To do: Within the records below, find each line that holds the string "coins", then copy it.

BEGIN

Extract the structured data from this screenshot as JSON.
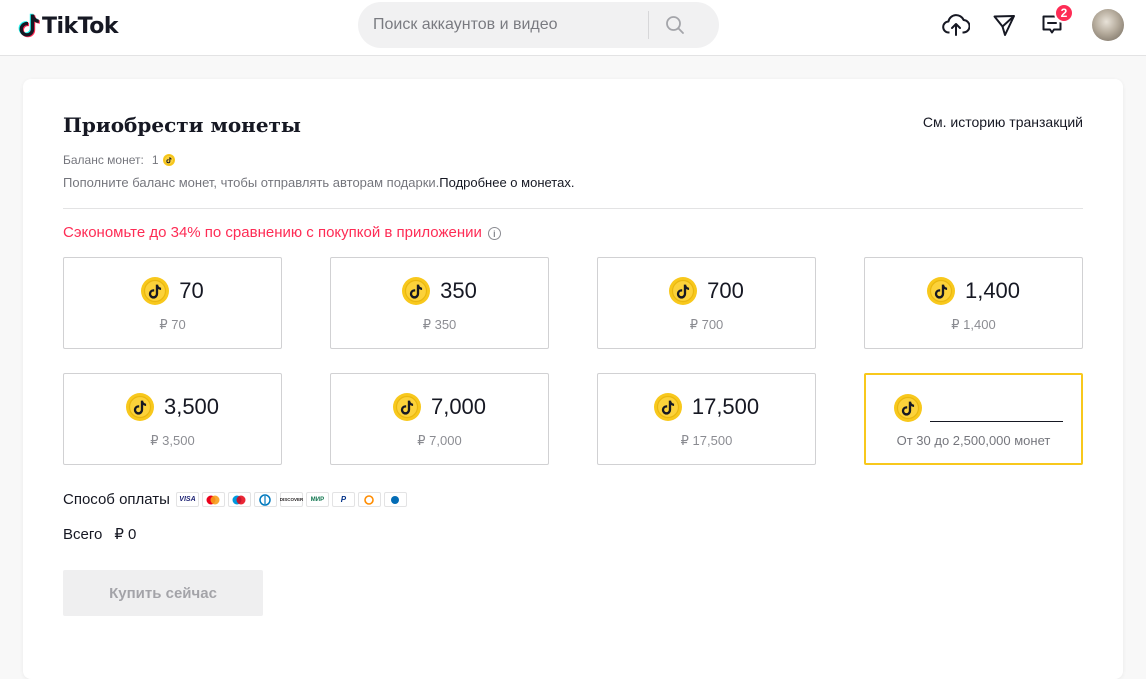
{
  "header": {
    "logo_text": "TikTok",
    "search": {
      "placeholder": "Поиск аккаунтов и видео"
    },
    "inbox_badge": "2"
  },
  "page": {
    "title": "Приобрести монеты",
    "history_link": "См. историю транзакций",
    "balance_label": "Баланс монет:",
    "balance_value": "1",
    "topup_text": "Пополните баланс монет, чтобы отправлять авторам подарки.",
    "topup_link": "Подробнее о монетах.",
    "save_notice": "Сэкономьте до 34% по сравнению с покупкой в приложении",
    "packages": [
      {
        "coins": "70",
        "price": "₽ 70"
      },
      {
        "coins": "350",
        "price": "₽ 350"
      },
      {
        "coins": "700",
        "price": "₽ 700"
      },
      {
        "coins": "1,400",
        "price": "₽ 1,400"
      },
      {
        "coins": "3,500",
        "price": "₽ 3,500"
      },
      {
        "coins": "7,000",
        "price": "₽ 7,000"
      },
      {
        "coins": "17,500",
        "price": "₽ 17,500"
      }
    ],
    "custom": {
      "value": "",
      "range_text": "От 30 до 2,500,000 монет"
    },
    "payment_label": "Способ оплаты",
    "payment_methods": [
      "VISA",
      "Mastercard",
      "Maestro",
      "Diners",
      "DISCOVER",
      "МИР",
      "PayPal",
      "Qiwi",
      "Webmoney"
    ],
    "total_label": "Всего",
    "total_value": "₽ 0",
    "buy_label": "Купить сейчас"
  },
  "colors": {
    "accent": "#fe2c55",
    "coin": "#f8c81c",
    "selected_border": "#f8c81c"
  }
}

END
BEGIN

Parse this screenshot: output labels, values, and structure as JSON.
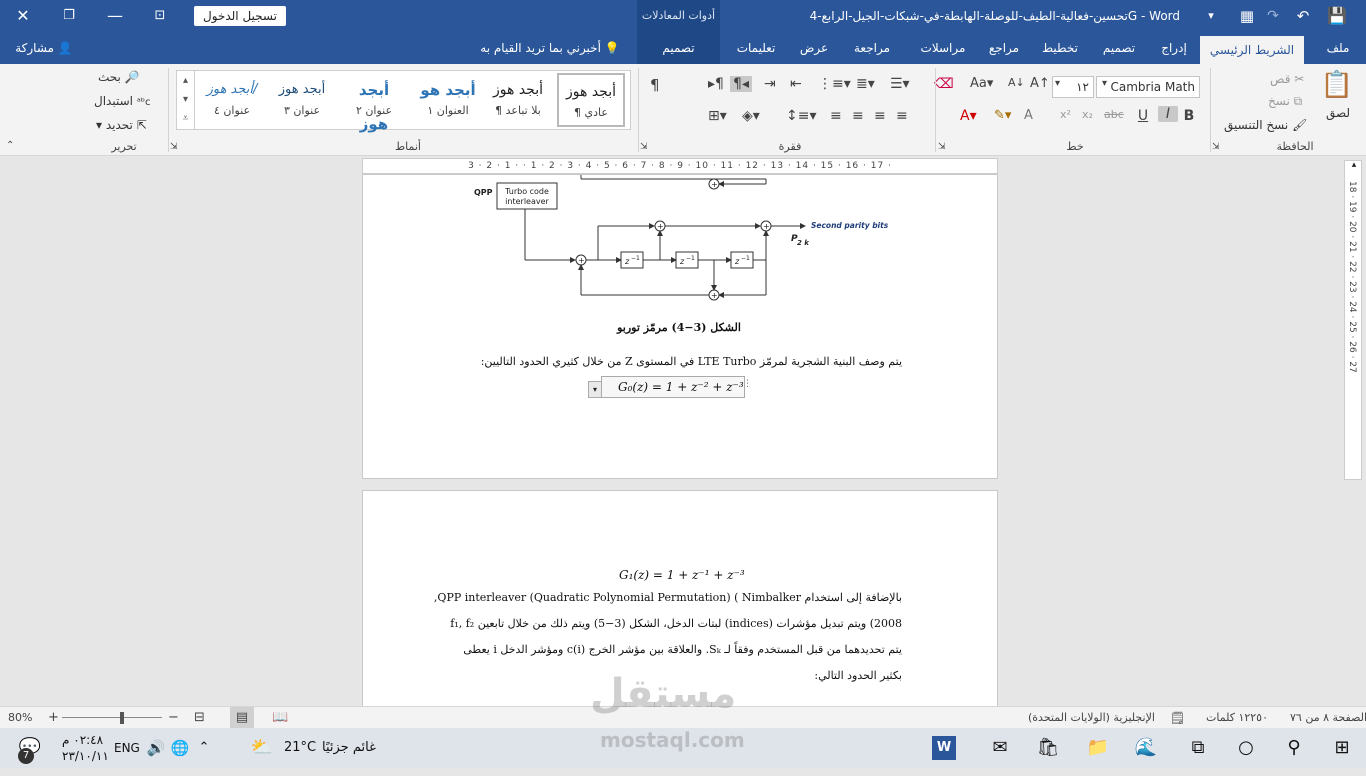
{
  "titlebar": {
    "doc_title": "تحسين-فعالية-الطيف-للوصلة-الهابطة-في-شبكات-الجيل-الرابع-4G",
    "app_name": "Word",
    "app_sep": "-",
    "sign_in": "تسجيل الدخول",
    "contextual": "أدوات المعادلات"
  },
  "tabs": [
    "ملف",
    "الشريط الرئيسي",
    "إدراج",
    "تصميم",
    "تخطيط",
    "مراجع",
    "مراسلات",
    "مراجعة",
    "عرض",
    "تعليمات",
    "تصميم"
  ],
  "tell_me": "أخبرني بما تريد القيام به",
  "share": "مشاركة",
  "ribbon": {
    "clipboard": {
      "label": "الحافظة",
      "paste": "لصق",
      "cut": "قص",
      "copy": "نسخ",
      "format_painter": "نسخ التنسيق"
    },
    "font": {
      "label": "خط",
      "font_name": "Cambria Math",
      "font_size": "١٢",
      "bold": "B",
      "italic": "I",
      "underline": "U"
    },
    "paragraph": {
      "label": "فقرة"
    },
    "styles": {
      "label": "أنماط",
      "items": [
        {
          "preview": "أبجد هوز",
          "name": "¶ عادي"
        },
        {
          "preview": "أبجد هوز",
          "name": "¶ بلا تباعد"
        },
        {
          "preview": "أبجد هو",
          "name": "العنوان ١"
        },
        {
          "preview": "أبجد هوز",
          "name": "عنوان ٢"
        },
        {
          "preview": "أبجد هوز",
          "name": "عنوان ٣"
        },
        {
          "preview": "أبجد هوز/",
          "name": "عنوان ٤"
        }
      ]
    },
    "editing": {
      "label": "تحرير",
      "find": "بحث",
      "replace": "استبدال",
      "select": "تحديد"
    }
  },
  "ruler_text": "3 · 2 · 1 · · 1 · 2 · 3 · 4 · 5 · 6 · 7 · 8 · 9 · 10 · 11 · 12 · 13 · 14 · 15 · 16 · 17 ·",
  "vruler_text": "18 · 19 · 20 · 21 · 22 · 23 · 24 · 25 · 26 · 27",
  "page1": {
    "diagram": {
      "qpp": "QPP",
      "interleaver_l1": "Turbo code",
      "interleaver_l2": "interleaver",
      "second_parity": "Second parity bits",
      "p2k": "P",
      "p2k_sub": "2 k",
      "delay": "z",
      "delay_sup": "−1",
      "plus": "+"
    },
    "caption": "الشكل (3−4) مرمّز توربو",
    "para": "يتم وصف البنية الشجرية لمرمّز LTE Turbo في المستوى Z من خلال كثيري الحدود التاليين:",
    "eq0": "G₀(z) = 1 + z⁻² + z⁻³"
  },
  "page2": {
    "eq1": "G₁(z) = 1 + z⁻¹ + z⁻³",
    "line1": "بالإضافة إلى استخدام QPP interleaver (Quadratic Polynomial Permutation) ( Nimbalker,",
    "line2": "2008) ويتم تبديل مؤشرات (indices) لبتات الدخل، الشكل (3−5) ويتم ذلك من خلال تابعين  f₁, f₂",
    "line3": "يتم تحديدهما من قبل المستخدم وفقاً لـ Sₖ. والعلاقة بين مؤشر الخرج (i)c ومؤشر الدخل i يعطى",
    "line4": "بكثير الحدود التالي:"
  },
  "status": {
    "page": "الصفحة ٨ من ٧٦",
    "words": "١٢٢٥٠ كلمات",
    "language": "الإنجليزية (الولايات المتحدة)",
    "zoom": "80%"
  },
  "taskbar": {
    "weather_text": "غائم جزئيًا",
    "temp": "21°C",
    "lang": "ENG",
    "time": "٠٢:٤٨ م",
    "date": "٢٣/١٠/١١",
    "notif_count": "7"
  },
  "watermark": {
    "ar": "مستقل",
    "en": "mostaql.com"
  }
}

END

The reply:
        "coins": "70",
        "coins": "350",
        "coins": "700",
        "coins": "1,400",
        "coins": "3,500",
        "coins": "7,000",
        "coins": "17,500",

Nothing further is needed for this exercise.